PROBLEM REQUIREMENTS
What you return should match every entry, character for character.

(Stored records)
· · · · ·

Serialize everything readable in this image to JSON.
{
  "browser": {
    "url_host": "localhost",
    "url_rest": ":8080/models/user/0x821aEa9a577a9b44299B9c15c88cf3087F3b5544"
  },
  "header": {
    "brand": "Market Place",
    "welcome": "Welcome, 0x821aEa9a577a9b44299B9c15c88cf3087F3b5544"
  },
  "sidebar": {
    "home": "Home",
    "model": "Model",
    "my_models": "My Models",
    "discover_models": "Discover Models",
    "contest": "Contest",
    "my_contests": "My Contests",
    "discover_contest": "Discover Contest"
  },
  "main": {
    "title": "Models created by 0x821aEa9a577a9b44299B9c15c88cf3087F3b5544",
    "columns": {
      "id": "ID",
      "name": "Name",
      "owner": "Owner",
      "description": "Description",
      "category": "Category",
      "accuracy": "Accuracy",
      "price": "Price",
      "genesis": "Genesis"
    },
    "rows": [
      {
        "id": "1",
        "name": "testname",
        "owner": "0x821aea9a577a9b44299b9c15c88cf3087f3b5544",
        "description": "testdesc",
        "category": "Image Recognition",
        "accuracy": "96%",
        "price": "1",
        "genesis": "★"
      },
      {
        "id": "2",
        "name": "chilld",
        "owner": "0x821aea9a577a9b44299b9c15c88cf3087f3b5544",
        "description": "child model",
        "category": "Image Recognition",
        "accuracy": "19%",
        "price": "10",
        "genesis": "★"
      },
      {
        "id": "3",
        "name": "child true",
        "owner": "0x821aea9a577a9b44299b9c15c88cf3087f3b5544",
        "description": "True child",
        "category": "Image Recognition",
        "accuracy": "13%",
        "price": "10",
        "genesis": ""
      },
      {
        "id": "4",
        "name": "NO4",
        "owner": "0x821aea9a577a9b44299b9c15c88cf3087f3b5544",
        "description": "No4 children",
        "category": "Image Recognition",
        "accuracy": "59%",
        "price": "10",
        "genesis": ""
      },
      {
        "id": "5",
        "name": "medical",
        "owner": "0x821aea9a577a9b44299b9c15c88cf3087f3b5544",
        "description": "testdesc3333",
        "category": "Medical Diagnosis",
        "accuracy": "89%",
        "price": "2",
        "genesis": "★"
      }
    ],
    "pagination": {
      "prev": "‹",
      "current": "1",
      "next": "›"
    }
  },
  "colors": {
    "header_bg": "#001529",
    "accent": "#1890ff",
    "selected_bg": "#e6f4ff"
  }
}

· · · · ·

REPLY TO THE TASK
Serialize everything readable in this image to JSON.
{
  "browser": {
    "url_host": "localhost",
    "url_rest": ":8080/models/user/0x821aEa9a577a9b44299B9c15c88cf3087F3b5544"
  },
  "header": {
    "brand": "Market Place",
    "welcome": "Welcome, 0x821aEa9a577a9b44299B9c15c88cf3087F3b5544"
  },
  "sidebar": {
    "home": "Home",
    "model": "Model",
    "my_models": "My Models",
    "discover_models": "Discover Models",
    "contest": "Contest",
    "my_contests": "My Contests",
    "discover_contest": "Discover Contest"
  },
  "main": {
    "title": "Models created by 0x821aEa9a577a9b44299B9c15c88cf3087F3b5544",
    "columns": {
      "id": "ID",
      "name": "Name",
      "owner": "Owner",
      "description": "Description",
      "category": "Category",
      "accuracy": "Accuracy",
      "price": "Price",
      "genesis": "Genesis"
    },
    "rows": [
      {
        "id": "1",
        "name": "testname",
        "owner": "0x821aea9a577a9b44299b9c15c88cf3087f3b5544",
        "description": "testdesc",
        "category": "Image Recognition",
        "accuracy": "96%",
        "price": "1",
        "genesis": "★"
      },
      {
        "id": "2",
        "name": "chilld",
        "owner": "0x821aea9a577a9b44299b9c15c88cf3087f3b5544",
        "description": "child model",
        "category": "Image Recognition",
        "accuracy": "19%",
        "price": "10",
        "genesis": "★"
      },
      {
        "id": "3",
        "name": "child true",
        "owner": "0x821aea9a577a9b44299b9c15c88cf3087f3b5544",
        "description": "True child",
        "category": "Image Recognition",
        "accuracy": "13%",
        "price": "10",
        "genesis": ""
      },
      {
        "id": "4",
        "name": "NO4",
        "owner": "0x821aea9a577a9b44299b9c15c88cf3087f3b5544",
        "description": "No4 children",
        "category": "Image Recognition",
        "accuracy": "59%",
        "price": "10",
        "genesis": ""
      },
      {
        "id": "5",
        "name": "medical",
        "owner": "0x821aea9a577a9b44299b9c15c88cf3087f3b5544",
        "description": "testdesc3333",
        "category": "Medical Diagnosis",
        "accuracy": "89%",
        "price": "2",
        "genesis": "★"
      }
    ],
    "pagination": {
      "prev": "‹",
      "current": "1",
      "next": "›"
    }
  },
  "colors": {
    "header_bg": "#001529",
    "accent": "#1890ff",
    "selected_bg": "#e6f4ff"
  }
}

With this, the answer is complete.